------ Records provided

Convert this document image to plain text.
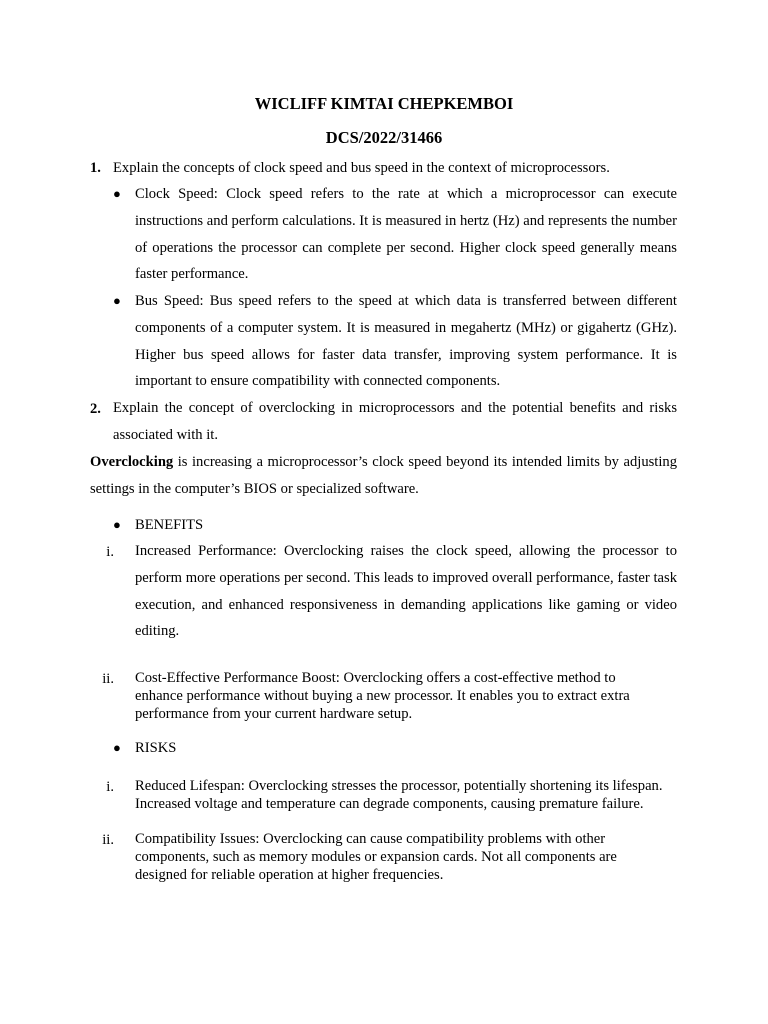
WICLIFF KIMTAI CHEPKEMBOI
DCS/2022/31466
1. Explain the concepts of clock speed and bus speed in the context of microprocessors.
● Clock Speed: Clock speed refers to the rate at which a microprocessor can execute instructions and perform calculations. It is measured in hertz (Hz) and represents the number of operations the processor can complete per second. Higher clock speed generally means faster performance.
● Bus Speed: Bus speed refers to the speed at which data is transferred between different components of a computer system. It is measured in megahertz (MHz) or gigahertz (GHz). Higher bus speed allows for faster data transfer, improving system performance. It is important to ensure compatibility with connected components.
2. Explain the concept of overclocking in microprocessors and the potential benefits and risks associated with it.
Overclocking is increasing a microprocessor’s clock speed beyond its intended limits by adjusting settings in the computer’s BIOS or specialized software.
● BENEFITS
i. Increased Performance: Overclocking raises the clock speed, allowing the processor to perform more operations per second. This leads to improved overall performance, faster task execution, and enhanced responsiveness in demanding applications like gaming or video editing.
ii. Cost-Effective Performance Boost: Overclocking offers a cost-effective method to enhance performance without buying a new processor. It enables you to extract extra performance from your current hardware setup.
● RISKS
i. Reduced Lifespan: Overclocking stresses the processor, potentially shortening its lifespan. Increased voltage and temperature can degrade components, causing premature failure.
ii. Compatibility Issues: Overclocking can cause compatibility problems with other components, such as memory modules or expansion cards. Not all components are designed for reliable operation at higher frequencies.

------------

▶ [Task objective]: Exclude the images, then output the data above word for word.

▶ [Solution to this task]:
Convert this document image to plain text.
WICLIFF KIMTAI CHEPKEMBOI
DCS/2022/31466
1. Explain the concepts of clock speed and bus speed in the context of microprocessors.
● Clock Speed: Clock speed refers to the rate at which a microprocessor can execute instructions and perform calculations. It is measured in hertz (Hz) and represents the number of operations the processor can complete per second. Higher clock speed generally means faster performance.
● Bus Speed: Bus speed refers to the speed at which data is transferred between different components of a computer system. It is measured in megahertz (MHz) or gigahertz (GHz). Higher bus speed allows for faster data transfer, improving system performance. It is important to ensure compatibility with connected components.
2. Explain the concept of overclocking in microprocessors and the potential benefits and risks associated with it.
Overclocking is increasing a microprocessor’s clock speed beyond its intended limits by adjusting settings in the computer’s BIOS or specialized software.
● BENEFITS
i. Increased Performance: Overclocking raises the clock speed, allowing the processor to perform more operations per second. This leads to improved overall performance, faster task execution, and enhanced responsiveness in demanding applications like gaming or video editing.
ii. Cost-Effective Performance Boost: Overclocking offers a cost-effective method to enhance performance without buying a new processor. It enables you to extract extra performance from your current hardware setup.
● RISKS
i. Reduced Lifespan: Overclocking stresses the processor, potentially shortening its lifespan. Increased voltage and temperature can degrade components, causing premature failure.
ii. Compatibility Issues: Overclocking can cause compatibility problems with other components, such as memory modules or expansion cards. Not all components are designed for reliable operation at higher frequencies.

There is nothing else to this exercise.